[Start Excerpted records]

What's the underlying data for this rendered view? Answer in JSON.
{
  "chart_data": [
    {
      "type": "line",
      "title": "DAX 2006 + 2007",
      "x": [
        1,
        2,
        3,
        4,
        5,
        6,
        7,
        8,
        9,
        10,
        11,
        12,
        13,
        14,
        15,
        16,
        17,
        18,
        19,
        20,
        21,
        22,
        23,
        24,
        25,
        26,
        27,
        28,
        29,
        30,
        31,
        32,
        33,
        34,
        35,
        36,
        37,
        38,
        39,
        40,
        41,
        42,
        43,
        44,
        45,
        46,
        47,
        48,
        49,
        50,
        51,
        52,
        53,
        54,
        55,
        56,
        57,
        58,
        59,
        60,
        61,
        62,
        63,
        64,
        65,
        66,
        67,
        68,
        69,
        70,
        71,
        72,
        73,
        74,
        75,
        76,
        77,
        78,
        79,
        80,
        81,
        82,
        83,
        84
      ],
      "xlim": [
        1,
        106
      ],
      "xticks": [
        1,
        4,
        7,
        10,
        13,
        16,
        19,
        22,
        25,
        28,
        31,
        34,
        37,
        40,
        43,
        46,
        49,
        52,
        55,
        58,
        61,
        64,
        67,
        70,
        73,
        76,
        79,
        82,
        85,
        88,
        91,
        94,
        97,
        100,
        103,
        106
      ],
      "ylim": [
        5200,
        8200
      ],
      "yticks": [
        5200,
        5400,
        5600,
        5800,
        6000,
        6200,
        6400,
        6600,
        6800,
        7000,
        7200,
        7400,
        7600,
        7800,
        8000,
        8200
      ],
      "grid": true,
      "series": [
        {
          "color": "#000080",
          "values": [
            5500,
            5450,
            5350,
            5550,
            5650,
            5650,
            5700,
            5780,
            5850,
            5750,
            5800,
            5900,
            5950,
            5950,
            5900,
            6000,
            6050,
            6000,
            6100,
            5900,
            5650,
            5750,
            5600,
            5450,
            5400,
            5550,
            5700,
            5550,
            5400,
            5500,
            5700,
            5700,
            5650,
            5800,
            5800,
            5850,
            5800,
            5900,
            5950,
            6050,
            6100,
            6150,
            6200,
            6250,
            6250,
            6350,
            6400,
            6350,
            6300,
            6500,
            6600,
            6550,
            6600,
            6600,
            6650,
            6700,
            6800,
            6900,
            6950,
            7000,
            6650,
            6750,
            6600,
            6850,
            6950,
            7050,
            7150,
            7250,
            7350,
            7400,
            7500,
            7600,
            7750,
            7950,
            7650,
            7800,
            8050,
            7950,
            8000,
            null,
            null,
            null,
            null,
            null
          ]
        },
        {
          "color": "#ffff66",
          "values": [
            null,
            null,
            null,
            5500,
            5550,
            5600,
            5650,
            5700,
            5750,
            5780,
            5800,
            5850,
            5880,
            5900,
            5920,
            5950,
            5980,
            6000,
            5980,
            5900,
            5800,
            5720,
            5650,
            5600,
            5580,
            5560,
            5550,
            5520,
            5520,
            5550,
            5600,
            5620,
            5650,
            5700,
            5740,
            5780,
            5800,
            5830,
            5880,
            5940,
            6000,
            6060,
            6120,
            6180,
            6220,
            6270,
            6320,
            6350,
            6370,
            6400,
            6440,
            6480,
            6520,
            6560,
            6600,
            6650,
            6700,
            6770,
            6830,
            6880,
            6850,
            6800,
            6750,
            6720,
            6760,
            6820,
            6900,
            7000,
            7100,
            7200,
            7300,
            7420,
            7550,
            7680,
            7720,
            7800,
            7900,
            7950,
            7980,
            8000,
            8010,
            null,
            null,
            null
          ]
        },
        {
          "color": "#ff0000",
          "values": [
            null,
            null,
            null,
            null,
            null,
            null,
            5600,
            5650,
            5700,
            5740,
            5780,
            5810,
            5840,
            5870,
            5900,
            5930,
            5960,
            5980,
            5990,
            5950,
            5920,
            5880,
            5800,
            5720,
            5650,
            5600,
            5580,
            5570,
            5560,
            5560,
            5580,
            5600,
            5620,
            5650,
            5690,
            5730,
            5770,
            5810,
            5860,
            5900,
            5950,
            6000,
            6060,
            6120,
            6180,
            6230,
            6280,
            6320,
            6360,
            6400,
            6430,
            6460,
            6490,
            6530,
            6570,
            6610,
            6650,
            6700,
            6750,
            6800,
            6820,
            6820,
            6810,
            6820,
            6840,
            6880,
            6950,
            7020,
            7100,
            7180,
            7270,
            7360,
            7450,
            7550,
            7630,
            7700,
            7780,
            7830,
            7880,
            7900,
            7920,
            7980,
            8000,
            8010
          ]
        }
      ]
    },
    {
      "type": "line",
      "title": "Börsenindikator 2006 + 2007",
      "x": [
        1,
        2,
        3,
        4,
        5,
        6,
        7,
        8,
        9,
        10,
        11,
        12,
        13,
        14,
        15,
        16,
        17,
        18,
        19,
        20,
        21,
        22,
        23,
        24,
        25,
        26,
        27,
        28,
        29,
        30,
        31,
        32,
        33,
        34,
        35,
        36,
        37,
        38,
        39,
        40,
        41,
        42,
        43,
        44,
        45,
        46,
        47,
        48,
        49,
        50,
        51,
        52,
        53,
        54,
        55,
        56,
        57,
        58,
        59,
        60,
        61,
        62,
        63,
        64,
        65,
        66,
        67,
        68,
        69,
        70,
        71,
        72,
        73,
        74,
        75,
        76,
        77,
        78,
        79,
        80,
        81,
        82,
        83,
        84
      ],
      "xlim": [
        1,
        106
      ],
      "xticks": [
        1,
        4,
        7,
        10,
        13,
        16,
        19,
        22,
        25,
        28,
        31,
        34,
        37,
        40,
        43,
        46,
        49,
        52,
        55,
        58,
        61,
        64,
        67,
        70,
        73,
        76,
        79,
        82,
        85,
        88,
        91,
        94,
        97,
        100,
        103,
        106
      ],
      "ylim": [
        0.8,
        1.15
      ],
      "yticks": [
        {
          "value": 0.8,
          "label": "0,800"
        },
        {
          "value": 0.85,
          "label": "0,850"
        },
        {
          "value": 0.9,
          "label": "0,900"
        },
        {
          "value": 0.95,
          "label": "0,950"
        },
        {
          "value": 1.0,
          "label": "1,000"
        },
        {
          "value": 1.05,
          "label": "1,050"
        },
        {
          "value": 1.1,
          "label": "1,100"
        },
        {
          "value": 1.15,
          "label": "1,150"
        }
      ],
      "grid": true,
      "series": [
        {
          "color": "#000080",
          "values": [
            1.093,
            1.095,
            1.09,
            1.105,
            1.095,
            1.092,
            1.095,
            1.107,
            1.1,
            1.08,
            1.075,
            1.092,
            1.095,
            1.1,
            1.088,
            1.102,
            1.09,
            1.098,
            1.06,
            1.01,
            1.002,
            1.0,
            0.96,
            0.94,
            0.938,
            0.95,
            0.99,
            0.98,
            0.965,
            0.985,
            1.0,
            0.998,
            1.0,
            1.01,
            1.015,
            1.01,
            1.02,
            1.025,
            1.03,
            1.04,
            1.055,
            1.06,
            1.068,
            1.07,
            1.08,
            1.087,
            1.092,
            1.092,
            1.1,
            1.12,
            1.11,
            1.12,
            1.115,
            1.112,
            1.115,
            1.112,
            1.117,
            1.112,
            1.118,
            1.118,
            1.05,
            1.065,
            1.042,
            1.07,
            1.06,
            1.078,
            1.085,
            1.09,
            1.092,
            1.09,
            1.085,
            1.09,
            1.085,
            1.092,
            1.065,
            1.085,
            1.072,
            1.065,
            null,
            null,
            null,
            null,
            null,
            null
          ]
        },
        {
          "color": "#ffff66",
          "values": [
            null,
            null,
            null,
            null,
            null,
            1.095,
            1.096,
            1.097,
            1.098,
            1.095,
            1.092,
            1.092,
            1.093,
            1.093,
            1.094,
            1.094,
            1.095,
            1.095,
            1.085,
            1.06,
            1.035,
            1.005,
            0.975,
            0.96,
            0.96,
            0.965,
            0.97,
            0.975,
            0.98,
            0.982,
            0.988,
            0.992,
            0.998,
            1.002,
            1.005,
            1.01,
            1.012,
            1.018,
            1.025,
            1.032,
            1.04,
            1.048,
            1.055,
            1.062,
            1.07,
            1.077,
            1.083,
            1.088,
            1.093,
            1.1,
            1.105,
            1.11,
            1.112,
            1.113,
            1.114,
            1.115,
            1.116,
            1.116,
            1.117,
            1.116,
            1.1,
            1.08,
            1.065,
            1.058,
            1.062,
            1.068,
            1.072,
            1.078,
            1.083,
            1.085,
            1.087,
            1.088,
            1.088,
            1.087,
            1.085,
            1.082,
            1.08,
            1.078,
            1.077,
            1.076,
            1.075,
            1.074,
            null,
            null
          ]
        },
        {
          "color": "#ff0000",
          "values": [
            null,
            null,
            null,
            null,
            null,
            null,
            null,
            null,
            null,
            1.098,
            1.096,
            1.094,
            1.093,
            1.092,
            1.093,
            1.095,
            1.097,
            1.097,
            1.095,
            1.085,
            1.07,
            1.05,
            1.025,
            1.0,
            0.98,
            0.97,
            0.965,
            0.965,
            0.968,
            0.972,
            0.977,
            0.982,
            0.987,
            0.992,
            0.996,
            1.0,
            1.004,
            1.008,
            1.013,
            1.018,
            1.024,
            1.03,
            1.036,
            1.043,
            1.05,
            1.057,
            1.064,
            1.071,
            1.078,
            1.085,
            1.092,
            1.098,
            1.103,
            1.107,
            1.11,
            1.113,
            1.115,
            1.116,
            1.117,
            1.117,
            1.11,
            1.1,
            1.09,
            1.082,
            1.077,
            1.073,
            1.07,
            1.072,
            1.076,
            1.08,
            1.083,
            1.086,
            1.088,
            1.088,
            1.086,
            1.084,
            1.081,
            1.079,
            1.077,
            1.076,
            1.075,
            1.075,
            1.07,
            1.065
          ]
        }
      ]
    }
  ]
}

[End Excerpted records]

**Exercise objective:**
Locate each line with the word "title" and copy it.

**Response:**
      "title": "DAX 2006 + 2007",
      "title": "Börsenindikator 2006 + 2007",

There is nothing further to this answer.